### Given instruction
Locate the string "射线照相底片像质" in the listing below. Copy every line where it is found.

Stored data

***

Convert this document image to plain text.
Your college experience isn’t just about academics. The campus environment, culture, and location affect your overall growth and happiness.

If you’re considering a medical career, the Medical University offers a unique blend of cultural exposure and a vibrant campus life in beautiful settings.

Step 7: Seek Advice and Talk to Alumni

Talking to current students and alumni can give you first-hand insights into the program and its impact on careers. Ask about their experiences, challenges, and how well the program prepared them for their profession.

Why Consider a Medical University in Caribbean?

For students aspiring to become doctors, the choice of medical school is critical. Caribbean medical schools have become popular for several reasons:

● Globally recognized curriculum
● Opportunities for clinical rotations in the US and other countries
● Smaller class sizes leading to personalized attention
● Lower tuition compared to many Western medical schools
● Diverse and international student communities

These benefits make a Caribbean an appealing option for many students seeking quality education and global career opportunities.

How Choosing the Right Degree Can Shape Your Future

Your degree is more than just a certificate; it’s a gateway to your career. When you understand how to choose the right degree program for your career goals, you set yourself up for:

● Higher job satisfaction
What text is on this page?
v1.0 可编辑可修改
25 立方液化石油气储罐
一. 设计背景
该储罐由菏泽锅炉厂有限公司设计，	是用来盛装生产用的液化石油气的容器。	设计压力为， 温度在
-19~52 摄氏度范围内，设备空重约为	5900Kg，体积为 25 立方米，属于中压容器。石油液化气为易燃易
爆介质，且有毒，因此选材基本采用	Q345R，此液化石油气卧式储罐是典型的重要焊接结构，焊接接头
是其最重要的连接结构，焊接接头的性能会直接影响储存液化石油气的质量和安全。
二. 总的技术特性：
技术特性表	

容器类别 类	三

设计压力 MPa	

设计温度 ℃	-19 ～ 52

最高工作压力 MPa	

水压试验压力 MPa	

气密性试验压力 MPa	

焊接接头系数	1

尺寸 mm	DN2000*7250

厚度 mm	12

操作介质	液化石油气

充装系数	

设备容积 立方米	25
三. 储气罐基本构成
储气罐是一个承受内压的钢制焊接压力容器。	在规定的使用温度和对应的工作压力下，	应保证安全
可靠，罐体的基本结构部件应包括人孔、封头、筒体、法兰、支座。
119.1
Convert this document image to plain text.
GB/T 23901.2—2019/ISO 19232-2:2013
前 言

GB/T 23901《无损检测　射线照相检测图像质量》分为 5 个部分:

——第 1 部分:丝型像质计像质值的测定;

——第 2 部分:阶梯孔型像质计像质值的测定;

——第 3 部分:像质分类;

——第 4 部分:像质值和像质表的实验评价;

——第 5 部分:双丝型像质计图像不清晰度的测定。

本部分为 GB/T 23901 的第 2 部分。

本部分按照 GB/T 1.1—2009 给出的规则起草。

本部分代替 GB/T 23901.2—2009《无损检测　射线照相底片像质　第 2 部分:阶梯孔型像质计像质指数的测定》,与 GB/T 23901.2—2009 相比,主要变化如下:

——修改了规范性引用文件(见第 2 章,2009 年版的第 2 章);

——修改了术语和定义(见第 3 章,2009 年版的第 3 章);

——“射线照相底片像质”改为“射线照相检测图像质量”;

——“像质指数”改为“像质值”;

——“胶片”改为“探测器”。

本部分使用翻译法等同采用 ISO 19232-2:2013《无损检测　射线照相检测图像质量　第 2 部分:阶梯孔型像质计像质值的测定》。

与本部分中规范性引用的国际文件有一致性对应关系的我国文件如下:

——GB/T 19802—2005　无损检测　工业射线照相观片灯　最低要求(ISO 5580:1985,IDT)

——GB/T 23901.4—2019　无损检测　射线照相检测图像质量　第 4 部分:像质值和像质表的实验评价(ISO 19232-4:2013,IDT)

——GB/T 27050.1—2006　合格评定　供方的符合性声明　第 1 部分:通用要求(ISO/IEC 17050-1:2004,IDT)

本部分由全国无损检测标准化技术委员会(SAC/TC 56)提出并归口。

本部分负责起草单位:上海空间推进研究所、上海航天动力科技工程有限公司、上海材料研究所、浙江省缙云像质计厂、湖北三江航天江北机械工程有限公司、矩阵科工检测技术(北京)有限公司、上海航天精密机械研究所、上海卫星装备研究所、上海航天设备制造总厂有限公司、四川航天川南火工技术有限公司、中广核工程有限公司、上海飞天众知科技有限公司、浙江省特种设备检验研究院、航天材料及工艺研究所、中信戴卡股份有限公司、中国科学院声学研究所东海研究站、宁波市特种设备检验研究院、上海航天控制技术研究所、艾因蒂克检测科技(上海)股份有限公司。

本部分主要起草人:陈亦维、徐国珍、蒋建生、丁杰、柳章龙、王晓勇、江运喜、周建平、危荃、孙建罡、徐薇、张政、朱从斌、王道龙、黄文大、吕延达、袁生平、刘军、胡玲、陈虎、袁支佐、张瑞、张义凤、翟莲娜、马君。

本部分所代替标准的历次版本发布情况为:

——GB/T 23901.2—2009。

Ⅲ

***

### Answer to the task
本部分代替 GB/T 23901.2—2009《无损检测　射线照相底片像质　第 2 部分:阶梯孔型像质计像质指数的测定》,与 GB/T 23901.2—2009 相比,主要变化如下:
——“射线照相底片像质”改为“射线照相检测图像质量”;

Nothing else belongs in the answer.